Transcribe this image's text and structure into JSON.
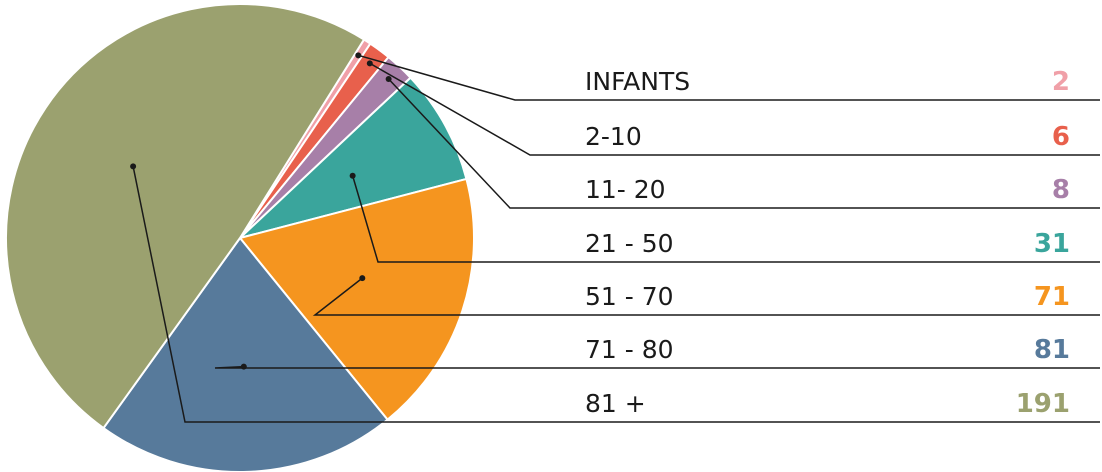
{
  "chart_data": {
    "type": "pie",
    "categories": [
      "INFANTS",
      "2-10",
      "11- 20",
      "21 - 50",
      "51 - 70",
      "71 - 80",
      "81 +"
    ],
    "values": [
      2,
      6,
      8,
      31,
      71,
      81,
      191
    ],
    "colors": [
      "#f0a0a8",
      "#e8604c",
      "#a77fa8",
      "#3aa59c",
      "#f5951f",
      "#577a9b",
      "#9ba16f"
    ]
  }
}
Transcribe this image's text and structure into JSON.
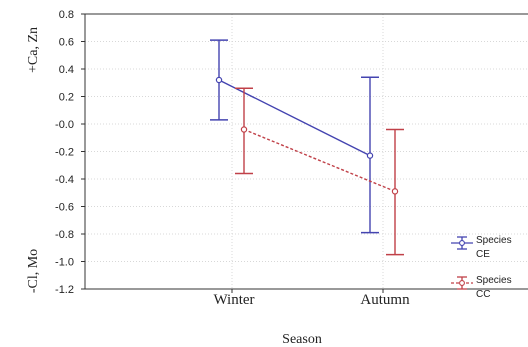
{
  "chart_data": {
    "type": "line",
    "xlabel": "Season",
    "ylabel_top": "+Ca, Zn",
    "ylabel_bottom": "-Cl, Mo",
    "categories": [
      "Winter",
      "Autumn"
    ],
    "ylim": [
      -1.2,
      0.8
    ],
    "yticks": [
      0.8,
      0.6,
      0.4,
      0.2,
      0.0,
      -0.2,
      -0.4,
      -0.6,
      -0.8,
      -1.0,
      -1.2
    ],
    "ytick_labels": [
      "0.8",
      "0.6",
      "0.4",
      "0.2",
      "-0.0",
      "-0.2",
      "-0.4",
      "-0.6",
      "-0.8",
      "-1.0",
      "-1.2"
    ],
    "grid": true,
    "legend_position": "bottom-right",
    "series": [
      {
        "name_lines": [
          "Species",
          "CE"
        ],
        "color": "#4444b0",
        "line_style": "solid",
        "values": [
          0.32,
          -0.23
        ],
        "lower": [
          0.03,
          -0.79
        ],
        "upper": [
          0.61,
          0.34
        ]
      },
      {
        "name_lines": [
          "Species",
          "CC"
        ],
        "color": "#c04048",
        "line_style": "dashed",
        "values": [
          -0.04,
          -0.49
        ],
        "lower": [
          -0.36,
          -0.95
        ],
        "upper": [
          0.26,
          -0.04
        ]
      }
    ]
  }
}
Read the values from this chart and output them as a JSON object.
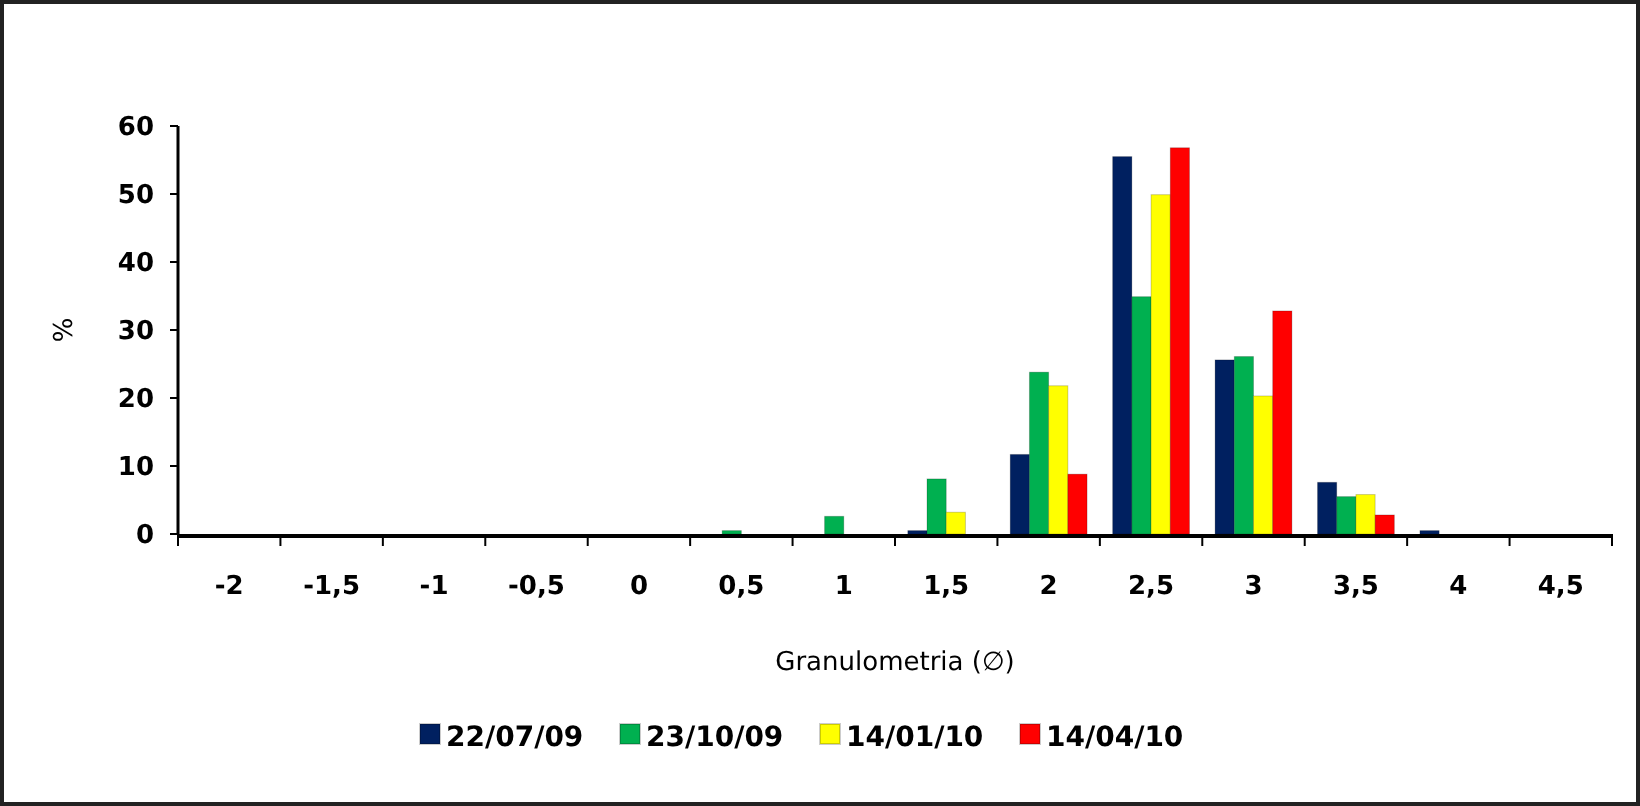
{
  "chart_data": {
    "type": "bar",
    "xlabel": "Granulometria (∅)",
    "ylabel": "%",
    "categories": [
      "-2",
      "-1,5",
      "-1",
      "-0,5",
      "0",
      "0,5",
      "1",
      "1,5",
      "2",
      "2,5",
      "3",
      "3,5",
      "4",
      "4,5"
    ],
    "series": [
      {
        "name": "22/07/09",
        "color": "#002060",
        "values": [
          0,
          0,
          0,
          0,
          0,
          0,
          0,
          0.5,
          11.7,
          55.5,
          25.6,
          7.6,
          0.5,
          0
        ]
      },
      {
        "name": "23/10/09",
        "color": "#00b050",
        "values": [
          0,
          0,
          0,
          0,
          0,
          0.5,
          2.6,
          8.1,
          23.8,
          34.9,
          26.1,
          5.5,
          0,
          0
        ]
      },
      {
        "name": "14/01/10",
        "color": "#ffff00",
        "values": [
          0,
          0,
          0,
          0,
          0,
          0,
          0,
          3.2,
          21.8,
          49.9,
          20.3,
          5.8,
          0,
          0
        ]
      },
      {
        "name": "14/04/10",
        "color": "#ff0000",
        "values": [
          0,
          0,
          0,
          0,
          0,
          0,
          0,
          0,
          8.8,
          56.8,
          32.8,
          2.8,
          0,
          0
        ]
      }
    ],
    "ylim": [
      0,
      60
    ],
    "yticks": [
      0,
      10,
      20,
      30,
      40,
      50,
      60
    ],
    "legend": "bottom"
  }
}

**THE PROBLEM:** Quote all the records verbatim, dropping any pictures from your copy.

**THE COMPLETED TASK:**
Transcribe this image's text and structure into JSON.
{
  "chart_data": {
    "type": "pie",
    "categories": [
      "INFANTS",
      "2-10",
      "11- 20",
      "21 - 50",
      "51 - 70",
      "71 - 80",
      "81 +"
    ],
    "values": [
      2,
      6,
      8,
      31,
      71,
      81,
      191
    ],
    "colors": [
      "#f0a0a8",
      "#e8604c",
      "#a77fa8",
      "#3aa59c",
      "#f5951f",
      "#577a9b",
      "#9ba16f"
    ]
  }
}
Transcribe this image's text and structure into JSON.
{
  "chart_data": {
    "type": "line",
    "xlabel": "Season",
    "ylabel_top": "+Ca, Zn",
    "ylabel_bottom": "-Cl, Mo",
    "categories": [
      "Winter",
      "Autumn"
    ],
    "ylim": [
      -1.2,
      0.8
    ],
    "yticks": [
      0.8,
      0.6,
      0.4,
      0.2,
      0.0,
      -0.2,
      -0.4,
      -0.6,
      -0.8,
      -1.0,
      -1.2
    ],
    "ytick_labels": [
      "0.8",
      "0.6",
      "0.4",
      "0.2",
      "-0.0",
      "-0.2",
      "-0.4",
      "-0.6",
      "-0.8",
      "-1.0",
      "-1.2"
    ],
    "grid": true,
    "legend_position": "bottom-right",
    "series": [
      {
        "name_lines": [
          "Species",
          "CE"
        ],
        "color": "#4444b0",
        "line_style": "solid",
        "values": [
          0.32,
          -0.23
        ],
        "lower": [
          0.03,
          -0.79
        ],
        "upper": [
          0.61,
          0.34
        ]
      },
      {
        "name_lines": [
          "Species",
          "CC"
        ],
        "color": "#c04048",
        "line_style": "dashed",
        "values": [
          -0.04,
          -0.49
        ],
        "lower": [
          -0.36,
          -0.95
        ],
        "upper": [
          0.26,
          -0.04
        ]
      }
    ]
  }
}
Read the values from this chart and output them as a JSON object.
{
  "chart_data": {
    "type": "bar",
    "xlabel": "Granulometria (∅)",
    "ylabel": "%",
    "categories": [
      "-2",
      "-1,5",
      "-1",
      "-0,5",
      "0",
      "0,5",
      "1",
      "1,5",
      "2",
      "2,5",
      "3",
      "3,5",
      "4",
      "4,5"
    ],
    "series": [
      {
        "name": "22/07/09",
        "color": "#002060",
        "values": [
          0,
          0,
          0,
          0,
          0,
          0,
          0,
          0.5,
          11.7,
          55.5,
          25.6,
          7.6,
          0.5,
          0
        ]
      },
      {
        "name": "23/10/09",
        "color": "#00b050",
        "values": [
          0,
          0,
          0,
          0,
          0,
          0.5,
          2.6,
          8.1,
          23.8,
          34.9,
          26.1,
          5.5,
          0,
          0
        ]
      },
      {
        "name": "14/01/10",
        "color": "#ffff00",
        "values": [
          0,
          0,
          0,
          0,
          0,
          0,
          0,
          3.2,
          21.8,
          49.9,
          20.3,
          5.8,
          0,
          0
        ]
      },
      {
        "name": "14/04/10",
        "color": "#ff0000",
        "values": [
          0,
          0,
          0,
          0,
          0,
          0,
          0,
          0,
          8.8,
          56.8,
          32.8,
          2.8,
          0,
          0
        ]
      }
    ],
    "ylim": [
      0,
      60
    ],
    "yticks": [
      0,
      10,
      20,
      30,
      40,
      50,
      60
    ],
    "legend": "bottom"
  }
}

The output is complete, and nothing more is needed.